## Challenge
Every line that contains the word "clouds" should be copied out.

## Data
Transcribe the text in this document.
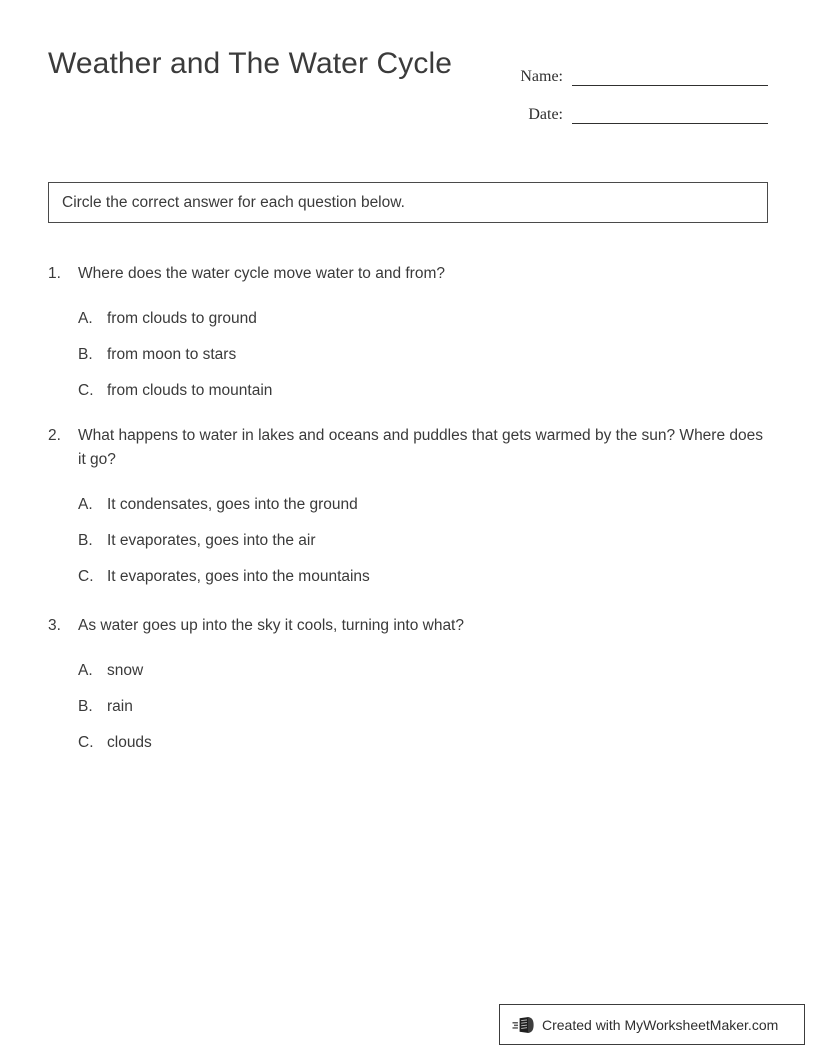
Weather and The Water Cycle	Name:
Date:
Circle the correct answer for each question below.
1.	Where does the water cycle move water to and from?
A. from clouds to ground
B. from moon to stars
C. from clouds to mountain
2.	What happens to water in lakes and oceans and puddles that gets warmed by the sun? Where does it go?
A. It condensates, goes into the ground
B. It evaporates, goes into the air
C. It evaporates, goes into the mountains
3.	As water goes up into the sky it cools, turning into what?
A. snow
B. rain
C. clouds
Created with MyWorksheetMaker.com
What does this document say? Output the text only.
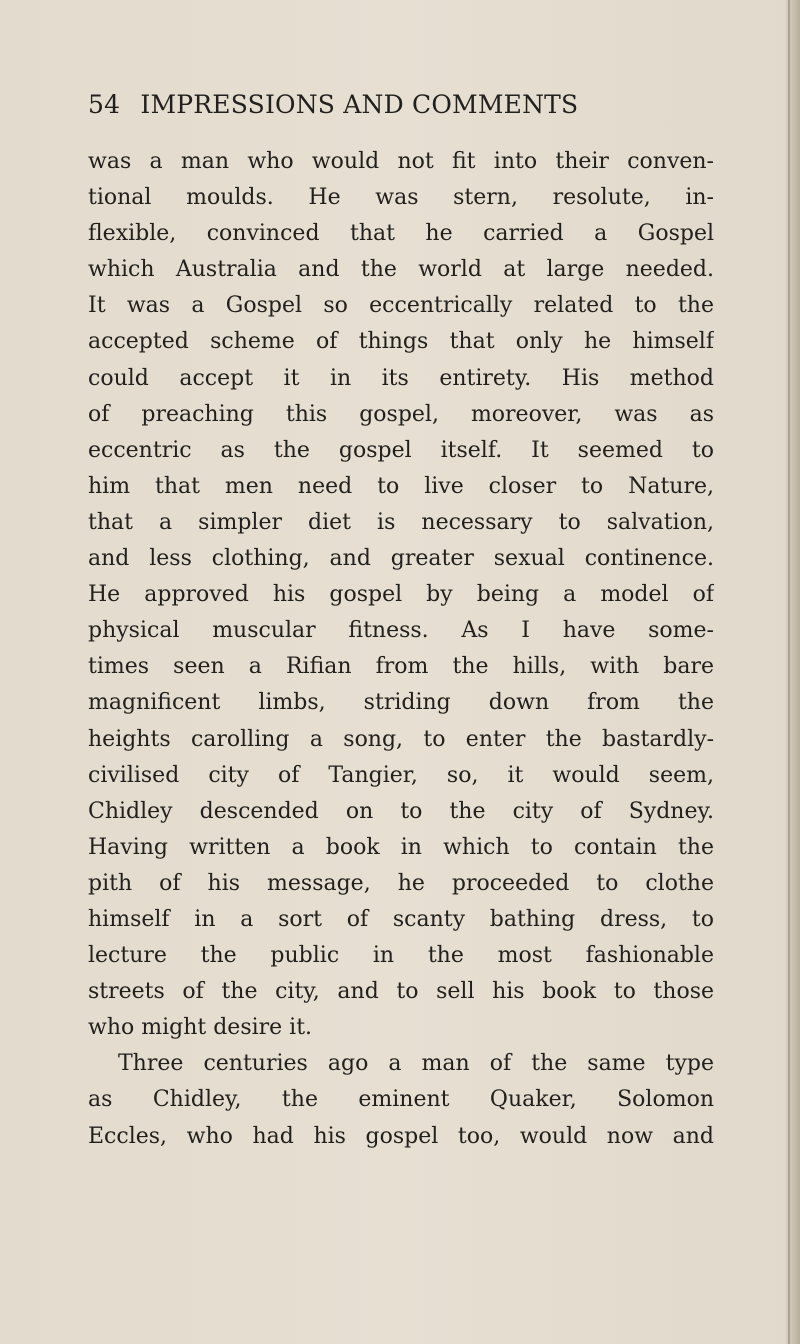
54 IMPRESSIONS AND COMMENTS
was a man who would not fit into their conven-
tional moulds. He was stern, resolute, in-
flexible, convinced that he carried a Gospel
which Australia and the world at large needed.
It was a Gospel so eccentrically related to the
accepted scheme of things that only he himself
could accept it in its entirety. His method
of preaching this gospel, moreover, was as
eccentric as the gospel itself. It seemed to
him that men need to live closer to Nature,
that a simpler diet is necessary to salvation,
and less clothing, and greater sexual continence.
He approved his gospel by being a model of
physical muscular fitness. As I have some-
times seen a Rifian from the hills, with bare
magnificent limbs, striding down from the
heights carolling a song, to enter the bastardly-
civilised city of Tangier, so, it would seem,
Chidley descended on to the city of Sydney.
Having written a book in which to contain the
pith of his message, he proceeded to clothe
himself in a sort of scanty bathing dress, to
lecture the public in the most fashionable
streets of the city, and to sell his book to those
who might desire it.
Three centuries ago a man of the same type
as Chidley, the eminent Quaker, Solomon
Eccles, who had his gospel too, would now and
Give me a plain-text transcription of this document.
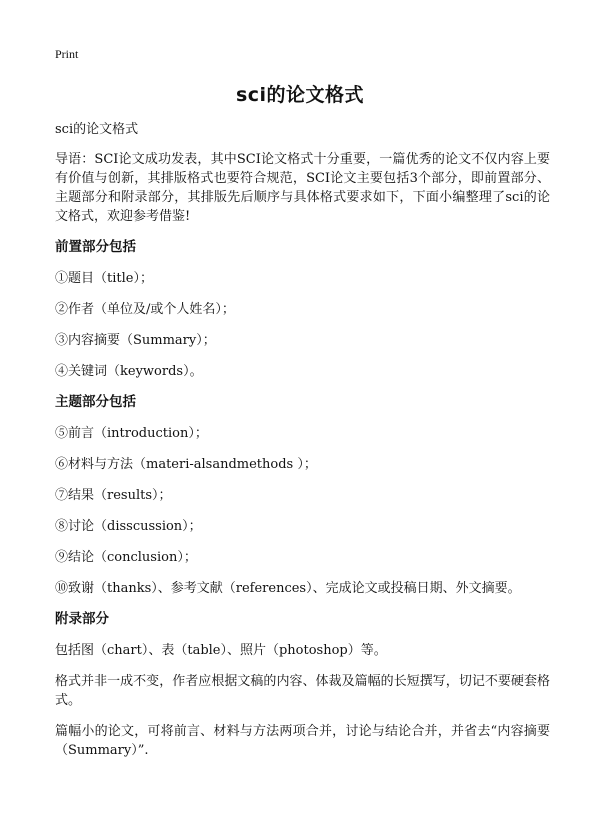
Print
sci的论文格式

sci的论文格式

导语：SCI论文成功发表，其中SCI论文格式十分重要，一篇优秀的论文不仅内容上要有价值与创新，其排版格式也要符合规范，SCI论文主要包括3个部分，即前置部分、主题部分和附录部分，其排版先后顺序与具体格式要求如下，下面小编整理了sci的论文格式，欢迎参考借鉴!

前置部分包括

①题目（title）；

②作者（单位及/或个人姓名）；

③内容摘要（Summary）；

④关键词（keywords）。

主题部分包括

⑤前言（introduction）；

⑥材料与方法（materi-alsandmethods ）；

⑦结果（results）；

⑧讨论（disscussion）；

⑨结论（conclusion）；

⑩致谢（thanks）、参考文献（references）、完成论文或投稿日期、外文摘要。

附录部分

包括图（chart）、表（table）、照片（photoshop）等。

格式并非一成不变，作者应根据文稿的内容、体裁及篇幅的长短撰写，切记不要硬套格式。

篇幅小的论文，可将前言、材料与方法两项合并，讨论与结论合并，并省去“内容摘要（Summary）”.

## Result
A. from clouds to ground
C. from clouds to mountain
C. clouds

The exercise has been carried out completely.